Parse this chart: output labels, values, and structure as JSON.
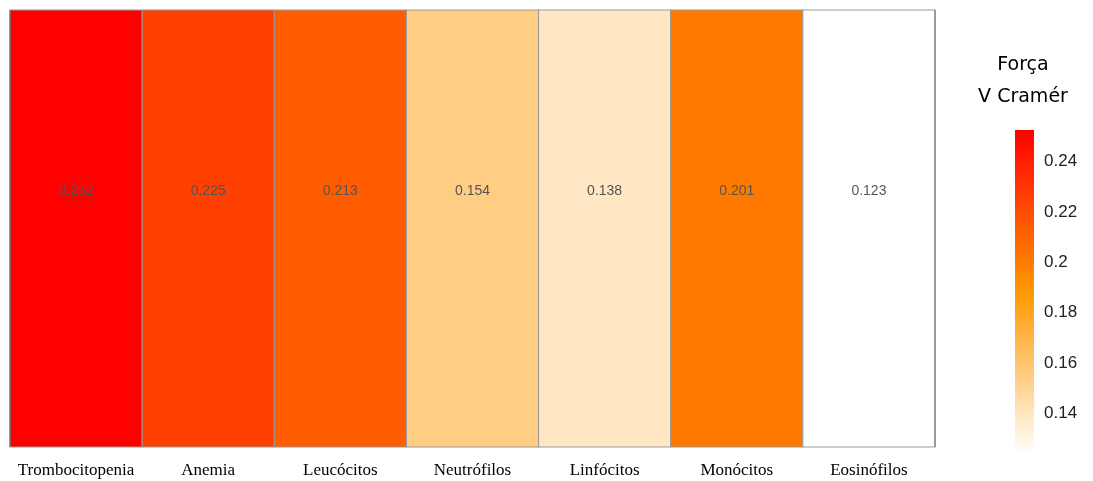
{
  "chart_data": {
    "type": "heatmap",
    "clabel": "Força\nV Cramér",
    "categories": [
      "Trombocitopenia",
      "Anemia",
      "Leucócitos",
      "Neutrófilos",
      "Linfócitos",
      "Monócitos",
      "Eosinófilos"
    ],
    "y_categories": [
      null
    ],
    "cells": [
      [
        0.252,
        0.225,
        0.213,
        0.154,
        0.138,
        0.201,
        0.123
      ]
    ],
    "clim": [
      0.123,
      0.252
    ],
    "cticks": [
      {
        "value": 0.14,
        "label": "0.14"
      },
      {
        "value": 0.16,
        "label": "0.16"
      },
      {
        "value": 0.18,
        "label": "0.18"
      },
      {
        "value": 0.2,
        "label": "0.2"
      },
      {
        "value": 0.22,
        "label": "0.22"
      },
      {
        "value": 0.24,
        "label": "0.24"
      }
    ],
    "data_labels": true
  }
}
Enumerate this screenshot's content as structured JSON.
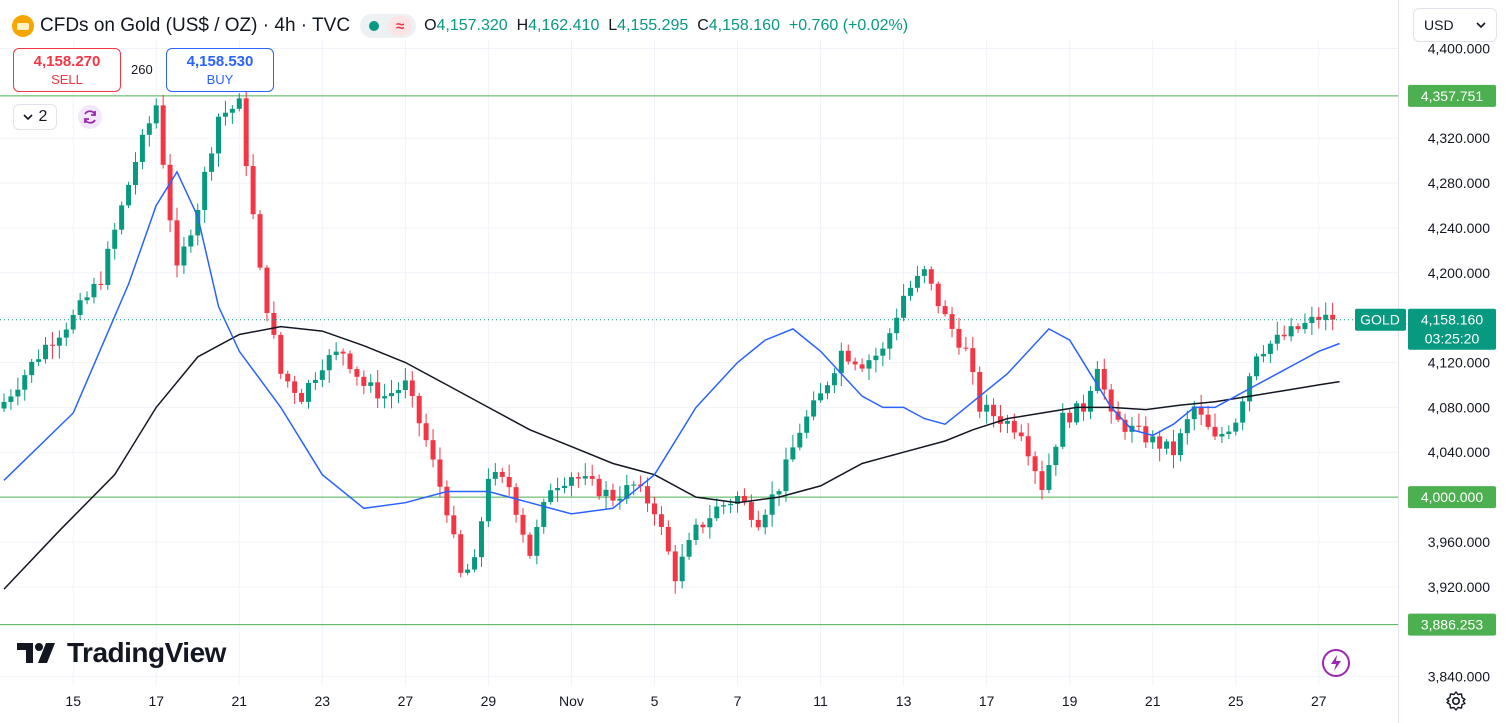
{
  "header": {
    "title": "CFDs on Gold (US$ / OZ) · 4h · TVC",
    "ohlc": {
      "o_label": "O",
      "o": "4,157.320",
      "h_label": "H",
      "h": "4,162.410",
      "l_label": "L",
      "l": "4,155.295",
      "c_label": "C",
      "c": "4,158.160",
      "change": "+0.760 (+0.02%)"
    },
    "wave_glyph": "≈"
  },
  "trade": {
    "sell_price": "4,158.270",
    "sell_label": "SELL",
    "buy_price": "4,158.530",
    "buy_label": "BUY",
    "spread": "260"
  },
  "controls": {
    "indicator_count": "2",
    "currency": "USD"
  },
  "branding": {
    "logo_text": "TradingView"
  },
  "colors": {
    "up": "#089981",
    "down": "#f23645",
    "ma_fast": "#2962ff",
    "ma_slow": "#131722",
    "level": "#4caf50",
    "accent": "#9c27b0"
  },
  "chart_data": {
    "type": "candlestick",
    "symbol": "GOLD",
    "timeframe": "4h",
    "ylim": [
      3840,
      4400
    ],
    "y_ticks": [
      "4,400.000",
      "4,320.000",
      "4,280.000",
      "4,240.000",
      "4,200.000",
      "4,120.000",
      "4,080.000",
      "4,040.000",
      "3,960.000",
      "3,920.000",
      "3,840.000"
    ],
    "y_tick_values": [
      4400,
      4320,
      4280,
      4240,
      4200,
      4120,
      4080,
      4040,
      3960,
      3920,
      3840
    ],
    "x_ticks": [
      "15",
      "17",
      "21",
      "23",
      "27",
      "29",
      "Nov",
      "5",
      "7",
      "11",
      "13",
      "17",
      "19",
      "21",
      "25",
      "27"
    ],
    "x_tick_bar_index": [
      10,
      22,
      34,
      46,
      58,
      70,
      82,
      94,
      106,
      118,
      130,
      142,
      154,
      166,
      178,
      190
    ],
    "horizontal_levels": [
      {
        "value": 4357.751,
        "label": "4,357.751"
      },
      {
        "value": 4000.0,
        "label": "4,000.000"
      },
      {
        "value": 3886.253,
        "label": "3,886.253"
      }
    ],
    "last_price": {
      "symbol": "GOLD",
      "value": 4158.16,
      "label": "4,158.160",
      "countdown": "03:25:20"
    },
    "anchors_close": [
      [
        0,
        4085
      ],
      [
        6,
        4135
      ],
      [
        10,
        4160
      ],
      [
        14,
        4195
      ],
      [
        19,
        4300
      ],
      [
        22,
        4350
      ],
      [
        25,
        4200
      ],
      [
        28,
        4260
      ],
      [
        31,
        4340
      ],
      [
        34,
        4350
      ],
      [
        37,
        4200
      ],
      [
        40,
        4110
      ],
      [
        43,
        4090
      ],
      [
        46,
        4120
      ],
      [
        49,
        4130
      ],
      [
        52,
        4100
      ],
      [
        55,
        4090
      ],
      [
        58,
        4100
      ],
      [
        61,
        4050
      ],
      [
        64,
        3990
      ],
      [
        66,
        3930
      ],
      [
        68,
        3940
      ],
      [
        70,
        4020
      ],
      [
        73,
        4010
      ],
      [
        76,
        3950
      ],
      [
        79,
        4010
      ],
      [
        82,
        4020
      ],
      [
        85,
        4010
      ],
      [
        88,
        4000
      ],
      [
        91,
        4010
      ],
      [
        94,
        3990
      ],
      [
        97,
        3930
      ],
      [
        100,
        3970
      ],
      [
        103,
        3990
      ],
      [
        106,
        4000
      ],
      [
        109,
        3980
      ],
      [
        112,
        4010
      ],
      [
        115,
        4060
      ],
      [
        118,
        4090
      ],
      [
        121,
        4130
      ],
      [
        124,
        4120
      ],
      [
        127,
        4130
      ],
      [
        130,
        4180
      ],
      [
        133,
        4200
      ],
      [
        136,
        4160
      ],
      [
        139,
        4130
      ],
      [
        141,
        4080
      ],
      [
        144,
        4070
      ],
      [
        147,
        4060
      ],
      [
        150,
        4010
      ],
      [
        153,
        4070
      ],
      [
        156,
        4080
      ],
      [
        158,
        4120
      ],
      [
        160,
        4070
      ],
      [
        163,
        4060
      ],
      [
        166,
        4050
      ],
      [
        169,
        4040
      ],
      [
        172,
        4080
      ],
      [
        175,
        4050
      ],
      [
        178,
        4070
      ],
      [
        181,
        4130
      ],
      [
        184,
        4140
      ],
      [
        187,
        4150
      ],
      [
        190,
        4160
      ],
      [
        192,
        4158
      ]
    ],
    "ma_fast_pts": [
      [
        0,
        4015
      ],
      [
        10,
        4075
      ],
      [
        18,
        4190
      ],
      [
        22,
        4260
      ],
      [
        25,
        4290
      ],
      [
        28,
        4250
      ],
      [
        31,
        4170
      ],
      [
        34,
        4130
      ],
      [
        40,
        4080
      ],
      [
        46,
        4020
      ],
      [
        52,
        3990
      ],
      [
        58,
        3995
      ],
      [
        64,
        4005
      ],
      [
        70,
        4005
      ],
      [
        76,
        3995
      ],
      [
        82,
        3985
      ],
      [
        88,
        3990
      ],
      [
        94,
        4020
      ],
      [
        100,
        4080
      ],
      [
        106,
        4120
      ],
      [
        110,
        4140
      ],
      [
        114,
        4150
      ],
      [
        118,
        4130
      ],
      [
        121,
        4110
      ],
      [
        124,
        4090
      ],
      [
        127,
        4080
      ],
      [
        130,
        4080
      ],
      [
        133,
        4070
      ],
      [
        136,
        4065
      ],
      [
        139,
        4080
      ],
      [
        142,
        4095
      ],
      [
        145,
        4110
      ],
      [
        148,
        4130
      ],
      [
        151,
        4150
      ],
      [
        154,
        4140
      ],
      [
        157,
        4110
      ],
      [
        160,
        4080
      ],
      [
        163,
        4060
      ],
      [
        166,
        4055
      ],
      [
        169,
        4065
      ],
      [
        172,
        4080
      ],
      [
        175,
        4080
      ],
      [
        178,
        4090
      ],
      [
        181,
        4100
      ],
      [
        184,
        4110
      ],
      [
        187,
        4120
      ],
      [
        190,
        4130
      ],
      [
        193,
        4137
      ]
    ],
    "ma_slow_pts": [
      [
        0,
        3918
      ],
      [
        8,
        3970
      ],
      [
        16,
        4020
      ],
      [
        22,
        4080
      ],
      [
        28,
        4125
      ],
      [
        34,
        4145
      ],
      [
        40,
        4152
      ],
      [
        46,
        4148
      ],
      [
        52,
        4135
      ],
      [
        58,
        4120
      ],
      [
        64,
        4100
      ],
      [
        70,
        4080
      ],
      [
        76,
        4060
      ],
      [
        82,
        4045
      ],
      [
        88,
        4030
      ],
      [
        94,
        4020
      ],
      [
        100,
        4000
      ],
      [
        106,
        3995
      ],
      [
        112,
        4000
      ],
      [
        118,
        4010
      ],
      [
        124,
        4030
      ],
      [
        130,
        4040
      ],
      [
        136,
        4050
      ],
      [
        140,
        4060
      ],
      [
        145,
        4070
      ],
      [
        150,
        4075
      ],
      [
        155,
        4080
      ],
      [
        160,
        4080
      ],
      [
        165,
        4078
      ],
      [
        170,
        4082
      ],
      [
        175,
        4085
      ],
      [
        180,
        4090
      ],
      [
        185,
        4095
      ],
      [
        190,
        4100
      ],
      [
        193,
        4103
      ]
    ]
  }
}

——

**Task brief**
Determine how many lines above contain "this" as a word or string. Give the number alone.

**Response to the task**
2